• [EXERCISE PROMPT] Examine each line of the data. Copy those that contain the string "this".

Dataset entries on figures
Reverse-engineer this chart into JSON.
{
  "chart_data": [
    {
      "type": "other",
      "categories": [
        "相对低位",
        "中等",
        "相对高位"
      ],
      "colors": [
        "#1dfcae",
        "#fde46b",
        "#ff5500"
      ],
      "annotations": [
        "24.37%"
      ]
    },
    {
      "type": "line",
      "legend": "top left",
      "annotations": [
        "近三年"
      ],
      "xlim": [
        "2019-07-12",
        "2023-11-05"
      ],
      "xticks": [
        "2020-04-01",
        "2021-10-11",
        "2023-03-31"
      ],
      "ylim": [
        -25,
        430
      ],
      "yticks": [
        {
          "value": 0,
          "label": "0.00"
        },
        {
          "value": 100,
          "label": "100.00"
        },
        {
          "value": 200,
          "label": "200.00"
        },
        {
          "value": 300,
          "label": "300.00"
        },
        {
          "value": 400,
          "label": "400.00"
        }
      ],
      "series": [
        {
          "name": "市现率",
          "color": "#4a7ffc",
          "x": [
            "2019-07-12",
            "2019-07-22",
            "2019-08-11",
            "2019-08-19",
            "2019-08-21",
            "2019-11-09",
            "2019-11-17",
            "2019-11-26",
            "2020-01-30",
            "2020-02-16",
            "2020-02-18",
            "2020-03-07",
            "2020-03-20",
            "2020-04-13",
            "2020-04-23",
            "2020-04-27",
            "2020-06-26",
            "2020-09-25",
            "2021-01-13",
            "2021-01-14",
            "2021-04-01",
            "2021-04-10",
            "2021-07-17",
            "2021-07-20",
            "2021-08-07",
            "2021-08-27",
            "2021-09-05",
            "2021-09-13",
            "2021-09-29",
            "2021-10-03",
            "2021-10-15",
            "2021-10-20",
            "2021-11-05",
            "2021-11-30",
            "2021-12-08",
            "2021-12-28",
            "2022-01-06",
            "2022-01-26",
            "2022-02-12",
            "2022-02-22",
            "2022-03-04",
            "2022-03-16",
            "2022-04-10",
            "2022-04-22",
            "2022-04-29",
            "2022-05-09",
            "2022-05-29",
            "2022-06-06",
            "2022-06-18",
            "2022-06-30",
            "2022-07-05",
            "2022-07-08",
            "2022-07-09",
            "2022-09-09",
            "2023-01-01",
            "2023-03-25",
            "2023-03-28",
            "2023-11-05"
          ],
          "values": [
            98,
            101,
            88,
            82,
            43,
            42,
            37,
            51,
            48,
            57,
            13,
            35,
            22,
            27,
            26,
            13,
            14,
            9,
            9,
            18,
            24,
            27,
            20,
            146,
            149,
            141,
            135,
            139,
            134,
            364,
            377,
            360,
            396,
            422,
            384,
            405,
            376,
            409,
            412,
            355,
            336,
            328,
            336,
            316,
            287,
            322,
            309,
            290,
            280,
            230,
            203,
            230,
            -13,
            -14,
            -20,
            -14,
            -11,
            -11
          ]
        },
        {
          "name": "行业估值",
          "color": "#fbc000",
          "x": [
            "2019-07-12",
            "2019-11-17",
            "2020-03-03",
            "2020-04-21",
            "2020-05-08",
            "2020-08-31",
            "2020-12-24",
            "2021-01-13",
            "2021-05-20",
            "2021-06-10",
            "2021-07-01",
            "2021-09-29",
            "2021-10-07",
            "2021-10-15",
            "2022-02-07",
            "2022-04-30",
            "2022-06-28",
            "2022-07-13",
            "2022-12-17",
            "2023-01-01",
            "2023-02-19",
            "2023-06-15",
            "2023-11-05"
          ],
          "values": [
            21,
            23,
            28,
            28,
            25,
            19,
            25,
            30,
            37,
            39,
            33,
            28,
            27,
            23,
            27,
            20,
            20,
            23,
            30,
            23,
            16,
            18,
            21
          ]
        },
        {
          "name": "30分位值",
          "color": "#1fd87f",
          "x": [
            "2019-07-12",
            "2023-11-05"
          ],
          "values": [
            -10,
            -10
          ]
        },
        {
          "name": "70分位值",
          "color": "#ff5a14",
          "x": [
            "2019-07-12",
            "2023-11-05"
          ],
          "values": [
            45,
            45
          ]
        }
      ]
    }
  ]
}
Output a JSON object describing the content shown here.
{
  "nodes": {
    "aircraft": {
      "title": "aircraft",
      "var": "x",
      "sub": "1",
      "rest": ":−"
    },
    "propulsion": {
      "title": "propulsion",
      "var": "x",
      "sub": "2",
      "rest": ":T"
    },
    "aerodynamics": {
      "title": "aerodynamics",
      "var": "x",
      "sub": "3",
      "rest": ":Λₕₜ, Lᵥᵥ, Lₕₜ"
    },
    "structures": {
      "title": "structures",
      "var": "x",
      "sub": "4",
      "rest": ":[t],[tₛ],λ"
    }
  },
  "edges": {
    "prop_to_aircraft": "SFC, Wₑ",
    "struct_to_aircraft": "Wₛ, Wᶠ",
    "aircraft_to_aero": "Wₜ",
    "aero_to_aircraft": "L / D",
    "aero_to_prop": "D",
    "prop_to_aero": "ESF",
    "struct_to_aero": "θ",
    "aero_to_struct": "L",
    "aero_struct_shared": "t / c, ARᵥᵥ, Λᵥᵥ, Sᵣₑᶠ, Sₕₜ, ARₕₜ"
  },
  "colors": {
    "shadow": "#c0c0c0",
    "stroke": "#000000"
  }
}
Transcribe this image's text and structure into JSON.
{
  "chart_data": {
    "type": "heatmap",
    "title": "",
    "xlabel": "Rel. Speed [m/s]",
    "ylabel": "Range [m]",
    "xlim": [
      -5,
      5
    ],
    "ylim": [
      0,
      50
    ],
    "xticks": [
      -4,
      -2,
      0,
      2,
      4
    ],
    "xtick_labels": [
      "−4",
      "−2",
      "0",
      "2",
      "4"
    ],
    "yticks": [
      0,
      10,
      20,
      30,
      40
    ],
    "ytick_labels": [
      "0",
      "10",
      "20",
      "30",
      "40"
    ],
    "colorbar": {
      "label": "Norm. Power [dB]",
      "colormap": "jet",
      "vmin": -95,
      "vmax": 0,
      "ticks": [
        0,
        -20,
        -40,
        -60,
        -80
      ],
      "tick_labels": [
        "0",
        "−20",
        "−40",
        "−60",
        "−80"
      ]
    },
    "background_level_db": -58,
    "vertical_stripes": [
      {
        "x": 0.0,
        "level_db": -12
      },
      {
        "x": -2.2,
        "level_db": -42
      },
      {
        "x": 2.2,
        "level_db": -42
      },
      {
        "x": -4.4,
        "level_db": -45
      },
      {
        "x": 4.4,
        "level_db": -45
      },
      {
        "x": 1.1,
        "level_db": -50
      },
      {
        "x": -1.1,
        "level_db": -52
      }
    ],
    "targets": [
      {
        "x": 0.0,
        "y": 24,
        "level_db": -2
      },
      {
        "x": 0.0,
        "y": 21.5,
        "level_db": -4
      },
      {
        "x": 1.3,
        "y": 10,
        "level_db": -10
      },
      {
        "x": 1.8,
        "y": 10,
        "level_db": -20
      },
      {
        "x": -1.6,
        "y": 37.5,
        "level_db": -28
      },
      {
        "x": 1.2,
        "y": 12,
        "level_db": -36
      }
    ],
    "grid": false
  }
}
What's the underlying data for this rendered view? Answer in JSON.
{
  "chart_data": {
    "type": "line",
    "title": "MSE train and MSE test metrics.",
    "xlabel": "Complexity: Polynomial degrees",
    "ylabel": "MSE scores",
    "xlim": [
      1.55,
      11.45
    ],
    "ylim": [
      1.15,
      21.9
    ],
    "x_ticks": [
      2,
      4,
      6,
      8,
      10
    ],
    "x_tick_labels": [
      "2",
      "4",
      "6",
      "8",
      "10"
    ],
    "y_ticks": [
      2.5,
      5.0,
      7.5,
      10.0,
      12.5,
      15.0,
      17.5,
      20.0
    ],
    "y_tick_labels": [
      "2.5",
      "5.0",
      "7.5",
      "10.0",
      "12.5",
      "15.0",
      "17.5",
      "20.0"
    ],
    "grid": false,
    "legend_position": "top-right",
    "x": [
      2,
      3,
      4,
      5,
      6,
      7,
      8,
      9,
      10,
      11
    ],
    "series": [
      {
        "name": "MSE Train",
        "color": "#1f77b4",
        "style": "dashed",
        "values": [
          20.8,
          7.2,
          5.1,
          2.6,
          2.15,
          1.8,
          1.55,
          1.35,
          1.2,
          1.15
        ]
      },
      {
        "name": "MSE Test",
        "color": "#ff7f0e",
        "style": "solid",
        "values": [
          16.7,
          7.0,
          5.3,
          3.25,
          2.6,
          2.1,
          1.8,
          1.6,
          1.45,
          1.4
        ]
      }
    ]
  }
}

• [EXPECTED OUTPUT]
Reverse-engineer this chart into JSON.
Transcribe this image's text and structure into JSON.
What's the underlying data for this rendered view? Answer in JSON.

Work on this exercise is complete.